Work to be completed:
Return the listing below word for word.

Given entries:
BEGIN
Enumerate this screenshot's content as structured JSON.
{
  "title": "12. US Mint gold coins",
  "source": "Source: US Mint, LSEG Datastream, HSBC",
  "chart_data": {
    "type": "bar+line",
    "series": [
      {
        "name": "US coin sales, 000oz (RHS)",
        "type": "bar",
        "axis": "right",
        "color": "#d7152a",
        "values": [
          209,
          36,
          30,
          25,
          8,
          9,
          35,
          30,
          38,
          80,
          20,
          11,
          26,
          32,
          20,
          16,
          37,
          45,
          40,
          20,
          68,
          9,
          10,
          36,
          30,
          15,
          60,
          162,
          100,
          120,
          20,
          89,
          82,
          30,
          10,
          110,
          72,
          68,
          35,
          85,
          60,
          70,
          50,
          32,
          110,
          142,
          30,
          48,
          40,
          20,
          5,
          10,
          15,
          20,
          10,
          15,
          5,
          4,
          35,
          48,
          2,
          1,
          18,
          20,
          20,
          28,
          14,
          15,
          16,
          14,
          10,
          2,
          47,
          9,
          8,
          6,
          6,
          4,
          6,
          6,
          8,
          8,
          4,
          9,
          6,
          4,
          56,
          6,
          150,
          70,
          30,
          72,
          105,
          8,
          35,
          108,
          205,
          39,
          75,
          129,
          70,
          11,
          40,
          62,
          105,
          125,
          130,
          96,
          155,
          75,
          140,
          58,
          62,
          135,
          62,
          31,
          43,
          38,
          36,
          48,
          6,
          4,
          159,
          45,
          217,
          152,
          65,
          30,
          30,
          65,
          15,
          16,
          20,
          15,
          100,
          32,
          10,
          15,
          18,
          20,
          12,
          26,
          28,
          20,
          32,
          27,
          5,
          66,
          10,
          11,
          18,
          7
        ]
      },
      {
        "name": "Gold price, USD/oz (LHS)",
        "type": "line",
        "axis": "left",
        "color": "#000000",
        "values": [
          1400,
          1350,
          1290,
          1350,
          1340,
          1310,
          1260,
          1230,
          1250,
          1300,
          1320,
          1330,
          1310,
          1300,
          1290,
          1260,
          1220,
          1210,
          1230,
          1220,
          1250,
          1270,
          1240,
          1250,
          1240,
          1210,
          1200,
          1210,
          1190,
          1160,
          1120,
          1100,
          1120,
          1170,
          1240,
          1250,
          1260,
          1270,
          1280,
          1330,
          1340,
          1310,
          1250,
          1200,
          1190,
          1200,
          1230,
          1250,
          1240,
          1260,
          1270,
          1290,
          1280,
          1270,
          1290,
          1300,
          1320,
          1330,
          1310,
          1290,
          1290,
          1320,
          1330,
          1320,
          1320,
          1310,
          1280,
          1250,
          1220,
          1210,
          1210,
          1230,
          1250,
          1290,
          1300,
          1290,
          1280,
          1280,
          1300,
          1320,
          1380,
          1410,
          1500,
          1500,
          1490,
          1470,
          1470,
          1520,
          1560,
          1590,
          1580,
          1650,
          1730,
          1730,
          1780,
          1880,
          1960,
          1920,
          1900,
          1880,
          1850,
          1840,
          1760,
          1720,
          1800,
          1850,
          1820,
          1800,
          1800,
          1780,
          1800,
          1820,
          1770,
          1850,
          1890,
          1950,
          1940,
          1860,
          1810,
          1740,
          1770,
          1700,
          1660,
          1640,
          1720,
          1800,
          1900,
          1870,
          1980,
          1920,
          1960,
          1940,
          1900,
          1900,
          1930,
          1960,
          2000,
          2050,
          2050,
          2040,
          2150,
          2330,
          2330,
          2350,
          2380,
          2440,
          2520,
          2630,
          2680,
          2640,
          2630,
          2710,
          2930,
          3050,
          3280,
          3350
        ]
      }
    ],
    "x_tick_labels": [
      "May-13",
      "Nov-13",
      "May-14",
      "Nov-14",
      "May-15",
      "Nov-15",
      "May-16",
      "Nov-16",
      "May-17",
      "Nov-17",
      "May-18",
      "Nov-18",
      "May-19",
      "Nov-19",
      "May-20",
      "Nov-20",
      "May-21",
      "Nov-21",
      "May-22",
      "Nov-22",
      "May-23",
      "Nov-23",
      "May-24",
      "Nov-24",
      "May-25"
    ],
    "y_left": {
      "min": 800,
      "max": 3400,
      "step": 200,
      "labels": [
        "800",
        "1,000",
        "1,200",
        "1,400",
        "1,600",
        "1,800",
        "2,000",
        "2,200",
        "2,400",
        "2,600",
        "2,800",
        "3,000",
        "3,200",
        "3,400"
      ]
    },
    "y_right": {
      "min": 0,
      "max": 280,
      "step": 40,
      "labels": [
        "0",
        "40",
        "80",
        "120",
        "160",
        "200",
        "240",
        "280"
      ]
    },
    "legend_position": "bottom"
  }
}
END
Final answer:
Enumerate this screenshot's content as structured JSON.
{
  "title": "12. US Mint gold coins",
  "source": "Source: US Mint, LSEG Datastream, HSBC",
  "chart_data": {
    "type": "bar+line",
    "series": [
      {
        "name": "US coin sales, 000oz (RHS)",
        "type": "bar",
        "axis": "right",
        "color": "#d7152a",
        "values": [
          209,
          36,
          30,
          25,
          8,
          9,
          35,
          30,
          38,
          80,
          20,
          11,
          26,
          32,
          20,
          16,
          37,
          45,
          40,
          20,
          68,
          9,
          10,
          36,
          30,
          15,
          60,
          162,
          100,
          120,
          20,
          89,
          82,
          30,
          10,
          110,
          72,
          68,
          35,
          85,
          60,
          70,
          50,
          32,
          110,
          142,
          30,
          48,
          40,
          20,
          5,
          10,
          15,
          20,
          10,
          15,
          5,
          4,
          35,
          48,
          2,
          1,
          18,
          20,
          20,
          28,
          14,
          15,
          16,
          14,
          10,
          2,
          47,
          9,
          8,
          6,
          6,
          4,
          6,
          6,
          8,
          8,
          4,
          9,
          6,
          4,
          56,
          6,
          150,
          70,
          30,
          72,
          105,
          8,
          35,
          108,
          205,
          39,
          75,
          129,
          70,
          11,
          40,
          62,
          105,
          125,
          130,
          96,
          155,
          75,
          140,
          58,
          62,
          135,
          62,
          31,
          43,
          38,
          36,
          48,
          6,
          4,
          159,
          45,
          217,
          152,
          65,
          30,
          30,
          65,
          15,
          16,
          20,
          15,
          100,
          32,
          10,
          15,
          18,
          20,
          12,
          26,
          28,
          20,
          32,
          27,
          5,
          66,
          10,
          11,
          18,
          7
        ]
      },
      {
        "name": "Gold price, USD/oz (LHS)",
        "type": "line",
        "axis": "left",
        "color": "#000000",
        "values": [
          1400,
          1350,
          1290,
          1350,
          1340,
          1310,
          1260,
          1230,
          1250,
          1300,
          1320,
          1330,
          1310,
          1300,
          1290,
          1260,
          1220,
          1210,
          1230,
          1220,
          1250,
          1270,
          1240,
          1250,
          1240,
          1210,
          1200,
          1210,
          1190,
          1160,
          1120,
          1100,
          1120,
          1170,
          1240,
          1250,
          1260,
          1270,
          1280,
          1330,
          1340,
          1310,
          1250,
          1200,
          1190,
          1200,
          1230,
          1250,
          1240,
          1260,
          1270,
          1290,
          1280,
          1270,
          1290,
          1300,
          1320,
          1330,
          1310,
          1290,
          1290,
          1320,
          1330,
          1320,
          1320,
          1310,
          1280,
          1250,
          1220,
          1210,
          1210,
          1230,
          1250,
          1290,
          1300,
          1290,
          1280,
          1280,
          1300,
          1320,
          1380,
          1410,
          1500,
          1500,
          1490,
          1470,
          1470,
          1520,
          1560,
          1590,
          1580,
          1650,
          1730,
          1730,
          1780,
          1880,
          1960,
          1920,
          1900,
          1880,
          1850,
          1840,
          1760,
          1720,
          1800,
          1850,
          1820,
          1800,
          1800,
          1780,
          1800,
          1820,
          1770,
          1850,
          1890,
          1950,
          1940,
          1860,
          1810,
          1740,
          1770,
          1700,
          1660,
          1640,
          1720,
          1800,
          1900,
          1870,
          1980,
          1920,
          1960,
          1940,
          1900,
          1900,
          1930,
          1960,
          2000,
          2050,
          2050,
          2040,
          2150,
          2330,
          2330,
          2350,
          2380,
          2440,
          2520,
          2630,
          2680,
          2640,
          2630,
          2710,
          2930,
          3050,
          3280,
          3350
        ]
      }
    ],
    "x_tick_labels": [
      "May-13",
      "Nov-13",
      "May-14",
      "Nov-14",
      "May-15",
      "Nov-15",
      "May-16",
      "Nov-16",
      "May-17",
      "Nov-17",
      "May-18",
      "Nov-18",
      "May-19",
      "Nov-19",
      "May-20",
      "Nov-20",
      "May-21",
      "Nov-21",
      "May-22",
      "Nov-22",
      "May-23",
      "Nov-23",
      "May-24",
      "Nov-24",
      "May-25"
    ],
    "y_left": {
      "min": 800,
      "max": 3400,
      "step": 200,
      "labels": [
        "800",
        "1,000",
        "1,200",
        "1,400",
        "1,600",
        "1,800",
        "2,000",
        "2,200",
        "2,400",
        "2,600",
        "2,800",
        "3,000",
        "3,200",
        "3,400"
      ]
    },
    "y_right": {
      "min": 0,
      "max": 280,
      "step": 40,
      "labels": [
        "0",
        "40",
        "80",
        "120",
        "160",
        "200",
        "240",
        "280"
      ]
    },
    "legend_position": "bottom"
  }
}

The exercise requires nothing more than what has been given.